*RECORD EXTRACTS*
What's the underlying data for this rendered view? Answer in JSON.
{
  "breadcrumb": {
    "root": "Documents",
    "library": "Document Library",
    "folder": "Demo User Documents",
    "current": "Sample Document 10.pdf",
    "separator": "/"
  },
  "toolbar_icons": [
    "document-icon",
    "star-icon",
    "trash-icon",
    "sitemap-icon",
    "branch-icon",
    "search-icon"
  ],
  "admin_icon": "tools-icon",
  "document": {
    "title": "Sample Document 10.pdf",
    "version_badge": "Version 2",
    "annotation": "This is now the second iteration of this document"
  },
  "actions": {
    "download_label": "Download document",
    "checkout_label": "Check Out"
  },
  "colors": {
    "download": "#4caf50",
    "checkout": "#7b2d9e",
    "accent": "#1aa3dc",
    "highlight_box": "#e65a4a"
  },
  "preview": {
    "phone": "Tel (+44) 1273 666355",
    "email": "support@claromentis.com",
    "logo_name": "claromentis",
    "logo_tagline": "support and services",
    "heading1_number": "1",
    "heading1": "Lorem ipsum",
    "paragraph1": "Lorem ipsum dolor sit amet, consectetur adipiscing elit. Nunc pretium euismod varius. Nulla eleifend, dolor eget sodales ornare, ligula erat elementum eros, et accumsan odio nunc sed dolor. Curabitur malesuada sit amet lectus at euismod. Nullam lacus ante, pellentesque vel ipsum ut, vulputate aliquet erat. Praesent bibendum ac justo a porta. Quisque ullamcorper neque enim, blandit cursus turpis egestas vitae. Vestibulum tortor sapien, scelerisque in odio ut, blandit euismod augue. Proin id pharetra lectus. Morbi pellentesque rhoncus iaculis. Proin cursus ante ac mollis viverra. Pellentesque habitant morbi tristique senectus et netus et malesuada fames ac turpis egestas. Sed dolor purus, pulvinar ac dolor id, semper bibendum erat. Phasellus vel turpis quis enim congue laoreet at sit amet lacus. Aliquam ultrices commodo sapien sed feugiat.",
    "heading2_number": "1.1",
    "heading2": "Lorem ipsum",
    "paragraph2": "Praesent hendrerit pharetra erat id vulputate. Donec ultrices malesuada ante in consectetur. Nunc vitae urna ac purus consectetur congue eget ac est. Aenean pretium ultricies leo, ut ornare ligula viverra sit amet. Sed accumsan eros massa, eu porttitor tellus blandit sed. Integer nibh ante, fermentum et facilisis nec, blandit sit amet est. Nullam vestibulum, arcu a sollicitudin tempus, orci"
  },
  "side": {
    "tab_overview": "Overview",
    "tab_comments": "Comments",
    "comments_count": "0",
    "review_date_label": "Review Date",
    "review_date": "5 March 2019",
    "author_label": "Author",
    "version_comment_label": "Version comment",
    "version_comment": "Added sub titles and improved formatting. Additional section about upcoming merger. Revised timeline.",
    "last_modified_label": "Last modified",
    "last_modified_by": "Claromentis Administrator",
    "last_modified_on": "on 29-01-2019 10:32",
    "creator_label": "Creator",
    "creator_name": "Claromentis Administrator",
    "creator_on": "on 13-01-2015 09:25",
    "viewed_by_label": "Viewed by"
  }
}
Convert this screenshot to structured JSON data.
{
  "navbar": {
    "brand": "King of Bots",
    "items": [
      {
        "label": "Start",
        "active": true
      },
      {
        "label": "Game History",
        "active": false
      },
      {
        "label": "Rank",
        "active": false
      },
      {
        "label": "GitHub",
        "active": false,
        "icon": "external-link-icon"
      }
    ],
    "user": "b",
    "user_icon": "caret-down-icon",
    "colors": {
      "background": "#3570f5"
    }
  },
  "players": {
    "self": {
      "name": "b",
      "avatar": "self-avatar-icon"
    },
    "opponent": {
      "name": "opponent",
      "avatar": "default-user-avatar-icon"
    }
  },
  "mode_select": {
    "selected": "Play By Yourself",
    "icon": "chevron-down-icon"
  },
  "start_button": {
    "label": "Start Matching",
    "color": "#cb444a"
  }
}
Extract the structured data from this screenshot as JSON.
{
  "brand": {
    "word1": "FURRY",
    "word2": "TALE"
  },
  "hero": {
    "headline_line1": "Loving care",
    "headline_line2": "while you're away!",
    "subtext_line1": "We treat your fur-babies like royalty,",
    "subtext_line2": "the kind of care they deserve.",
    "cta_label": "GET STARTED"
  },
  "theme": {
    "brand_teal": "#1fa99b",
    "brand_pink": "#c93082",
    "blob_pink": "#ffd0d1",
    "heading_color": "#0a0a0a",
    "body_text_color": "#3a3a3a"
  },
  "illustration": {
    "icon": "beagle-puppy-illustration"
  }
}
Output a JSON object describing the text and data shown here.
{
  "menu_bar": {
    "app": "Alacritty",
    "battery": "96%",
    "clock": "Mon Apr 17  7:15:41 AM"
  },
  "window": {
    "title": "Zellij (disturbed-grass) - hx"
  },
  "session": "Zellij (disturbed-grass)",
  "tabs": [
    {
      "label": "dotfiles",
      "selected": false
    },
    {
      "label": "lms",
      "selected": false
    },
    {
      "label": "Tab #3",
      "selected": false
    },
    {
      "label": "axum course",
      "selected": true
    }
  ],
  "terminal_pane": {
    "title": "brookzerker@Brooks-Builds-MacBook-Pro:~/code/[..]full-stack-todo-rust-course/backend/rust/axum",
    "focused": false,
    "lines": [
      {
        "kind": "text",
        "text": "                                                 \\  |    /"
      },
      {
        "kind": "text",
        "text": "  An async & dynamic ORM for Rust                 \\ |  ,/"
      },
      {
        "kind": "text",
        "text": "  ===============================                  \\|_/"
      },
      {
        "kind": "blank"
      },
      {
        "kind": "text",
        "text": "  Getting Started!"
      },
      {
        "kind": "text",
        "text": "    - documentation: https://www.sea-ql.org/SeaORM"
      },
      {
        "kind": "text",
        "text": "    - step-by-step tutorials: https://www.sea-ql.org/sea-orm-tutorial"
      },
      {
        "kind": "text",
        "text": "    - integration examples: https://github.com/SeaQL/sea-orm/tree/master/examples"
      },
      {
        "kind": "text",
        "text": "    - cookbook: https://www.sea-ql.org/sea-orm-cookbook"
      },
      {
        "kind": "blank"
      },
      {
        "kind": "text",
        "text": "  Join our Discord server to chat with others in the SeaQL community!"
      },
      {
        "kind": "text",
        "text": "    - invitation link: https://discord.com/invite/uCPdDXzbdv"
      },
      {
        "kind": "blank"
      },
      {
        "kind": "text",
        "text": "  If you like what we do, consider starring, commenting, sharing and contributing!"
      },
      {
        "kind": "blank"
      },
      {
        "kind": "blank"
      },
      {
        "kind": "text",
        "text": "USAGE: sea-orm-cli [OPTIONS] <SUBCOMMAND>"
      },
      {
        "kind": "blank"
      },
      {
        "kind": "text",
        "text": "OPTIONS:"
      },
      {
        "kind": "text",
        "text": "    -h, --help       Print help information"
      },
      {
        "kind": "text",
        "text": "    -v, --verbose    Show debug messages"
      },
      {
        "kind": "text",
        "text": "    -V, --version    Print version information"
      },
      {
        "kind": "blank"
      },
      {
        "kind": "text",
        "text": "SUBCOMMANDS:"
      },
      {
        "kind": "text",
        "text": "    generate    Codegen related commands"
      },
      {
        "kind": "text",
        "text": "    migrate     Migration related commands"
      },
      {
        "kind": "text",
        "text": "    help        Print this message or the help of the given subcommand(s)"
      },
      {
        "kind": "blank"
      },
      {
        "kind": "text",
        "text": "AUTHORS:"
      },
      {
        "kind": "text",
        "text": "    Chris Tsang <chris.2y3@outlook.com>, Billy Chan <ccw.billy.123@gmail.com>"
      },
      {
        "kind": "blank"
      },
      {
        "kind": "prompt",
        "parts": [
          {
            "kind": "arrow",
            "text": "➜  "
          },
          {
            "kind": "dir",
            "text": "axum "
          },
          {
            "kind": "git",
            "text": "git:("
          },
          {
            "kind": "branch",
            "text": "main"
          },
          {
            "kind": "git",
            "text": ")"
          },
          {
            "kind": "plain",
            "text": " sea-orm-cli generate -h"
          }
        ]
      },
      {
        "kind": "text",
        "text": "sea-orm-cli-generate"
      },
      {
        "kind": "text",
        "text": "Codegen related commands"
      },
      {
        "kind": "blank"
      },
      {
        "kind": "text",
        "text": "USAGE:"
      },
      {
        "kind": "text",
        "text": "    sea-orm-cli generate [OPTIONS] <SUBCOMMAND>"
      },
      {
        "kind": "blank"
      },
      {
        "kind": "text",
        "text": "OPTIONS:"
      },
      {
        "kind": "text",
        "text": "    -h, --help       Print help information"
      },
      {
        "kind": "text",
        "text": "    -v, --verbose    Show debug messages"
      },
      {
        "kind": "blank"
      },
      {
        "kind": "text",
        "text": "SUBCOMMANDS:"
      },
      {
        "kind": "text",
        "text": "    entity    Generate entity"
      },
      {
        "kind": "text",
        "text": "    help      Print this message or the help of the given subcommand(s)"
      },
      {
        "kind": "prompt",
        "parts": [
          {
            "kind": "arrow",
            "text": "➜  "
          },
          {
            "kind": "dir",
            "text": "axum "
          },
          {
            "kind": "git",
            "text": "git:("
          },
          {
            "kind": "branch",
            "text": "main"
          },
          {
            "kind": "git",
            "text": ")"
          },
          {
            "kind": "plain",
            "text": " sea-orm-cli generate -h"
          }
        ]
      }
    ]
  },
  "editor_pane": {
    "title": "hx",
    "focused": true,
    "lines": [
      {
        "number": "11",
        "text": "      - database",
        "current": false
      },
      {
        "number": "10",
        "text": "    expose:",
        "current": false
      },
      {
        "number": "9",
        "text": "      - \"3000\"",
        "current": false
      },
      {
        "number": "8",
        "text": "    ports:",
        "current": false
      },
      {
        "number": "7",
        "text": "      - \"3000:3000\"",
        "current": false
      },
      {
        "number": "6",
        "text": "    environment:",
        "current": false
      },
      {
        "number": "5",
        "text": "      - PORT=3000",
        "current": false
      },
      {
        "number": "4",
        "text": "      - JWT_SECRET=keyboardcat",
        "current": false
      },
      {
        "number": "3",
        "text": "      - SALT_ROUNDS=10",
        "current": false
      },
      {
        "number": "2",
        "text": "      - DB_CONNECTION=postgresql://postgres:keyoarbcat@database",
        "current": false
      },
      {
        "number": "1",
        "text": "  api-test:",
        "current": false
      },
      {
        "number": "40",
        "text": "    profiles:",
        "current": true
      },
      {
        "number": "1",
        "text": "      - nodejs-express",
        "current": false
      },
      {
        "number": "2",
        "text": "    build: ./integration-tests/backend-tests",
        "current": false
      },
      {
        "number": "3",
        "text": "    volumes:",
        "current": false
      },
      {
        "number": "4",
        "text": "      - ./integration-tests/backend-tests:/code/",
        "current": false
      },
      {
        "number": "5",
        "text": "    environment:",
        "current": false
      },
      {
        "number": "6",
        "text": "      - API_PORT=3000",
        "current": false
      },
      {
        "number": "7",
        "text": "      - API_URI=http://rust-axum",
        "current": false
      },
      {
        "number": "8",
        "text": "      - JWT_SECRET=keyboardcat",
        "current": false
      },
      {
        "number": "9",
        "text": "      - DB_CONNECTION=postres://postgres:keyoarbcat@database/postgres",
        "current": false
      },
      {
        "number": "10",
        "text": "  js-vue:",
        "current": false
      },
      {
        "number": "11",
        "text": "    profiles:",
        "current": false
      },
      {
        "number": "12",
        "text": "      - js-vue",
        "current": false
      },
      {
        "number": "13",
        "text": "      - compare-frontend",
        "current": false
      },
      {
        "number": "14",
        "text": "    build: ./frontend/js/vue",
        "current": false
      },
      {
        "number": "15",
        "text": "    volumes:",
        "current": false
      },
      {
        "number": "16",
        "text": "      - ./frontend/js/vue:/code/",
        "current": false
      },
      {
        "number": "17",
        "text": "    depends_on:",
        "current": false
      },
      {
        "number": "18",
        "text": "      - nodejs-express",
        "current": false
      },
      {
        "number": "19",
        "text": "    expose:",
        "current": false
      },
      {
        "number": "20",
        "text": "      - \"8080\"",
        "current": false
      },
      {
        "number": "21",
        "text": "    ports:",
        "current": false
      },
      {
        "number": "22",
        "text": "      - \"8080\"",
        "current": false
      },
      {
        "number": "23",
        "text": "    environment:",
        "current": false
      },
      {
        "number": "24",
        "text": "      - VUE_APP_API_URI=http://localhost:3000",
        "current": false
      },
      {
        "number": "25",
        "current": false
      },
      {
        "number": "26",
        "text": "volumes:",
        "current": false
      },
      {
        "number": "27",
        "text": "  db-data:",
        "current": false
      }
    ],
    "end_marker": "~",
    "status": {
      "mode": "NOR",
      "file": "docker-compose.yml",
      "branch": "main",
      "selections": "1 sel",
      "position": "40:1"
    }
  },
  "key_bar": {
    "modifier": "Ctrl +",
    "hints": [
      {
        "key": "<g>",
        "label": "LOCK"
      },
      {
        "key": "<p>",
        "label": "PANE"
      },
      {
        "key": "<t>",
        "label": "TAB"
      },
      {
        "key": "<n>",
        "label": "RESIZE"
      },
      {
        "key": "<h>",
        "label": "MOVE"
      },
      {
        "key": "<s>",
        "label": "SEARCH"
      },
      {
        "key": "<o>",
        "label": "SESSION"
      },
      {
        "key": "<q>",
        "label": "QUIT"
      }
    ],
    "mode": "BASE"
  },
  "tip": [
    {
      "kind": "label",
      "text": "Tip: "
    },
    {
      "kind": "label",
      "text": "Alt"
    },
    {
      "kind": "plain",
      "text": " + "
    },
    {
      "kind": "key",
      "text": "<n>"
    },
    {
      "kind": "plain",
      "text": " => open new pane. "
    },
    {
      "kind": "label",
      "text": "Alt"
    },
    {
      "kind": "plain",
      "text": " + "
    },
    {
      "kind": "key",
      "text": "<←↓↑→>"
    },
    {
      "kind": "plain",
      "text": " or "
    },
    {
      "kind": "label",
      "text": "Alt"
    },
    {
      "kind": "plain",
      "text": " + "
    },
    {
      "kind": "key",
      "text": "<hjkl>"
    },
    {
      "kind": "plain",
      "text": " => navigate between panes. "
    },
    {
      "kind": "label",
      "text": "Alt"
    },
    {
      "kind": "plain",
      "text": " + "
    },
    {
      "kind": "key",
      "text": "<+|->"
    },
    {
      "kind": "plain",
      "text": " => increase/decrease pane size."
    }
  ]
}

*EXERCISE DETAILS*
Scan the material above for the string "true" and return the lines that hold it.

*EXERCISE RESPONSE*
        "active": true
      "selected": true
    "focused": true,
        "current": true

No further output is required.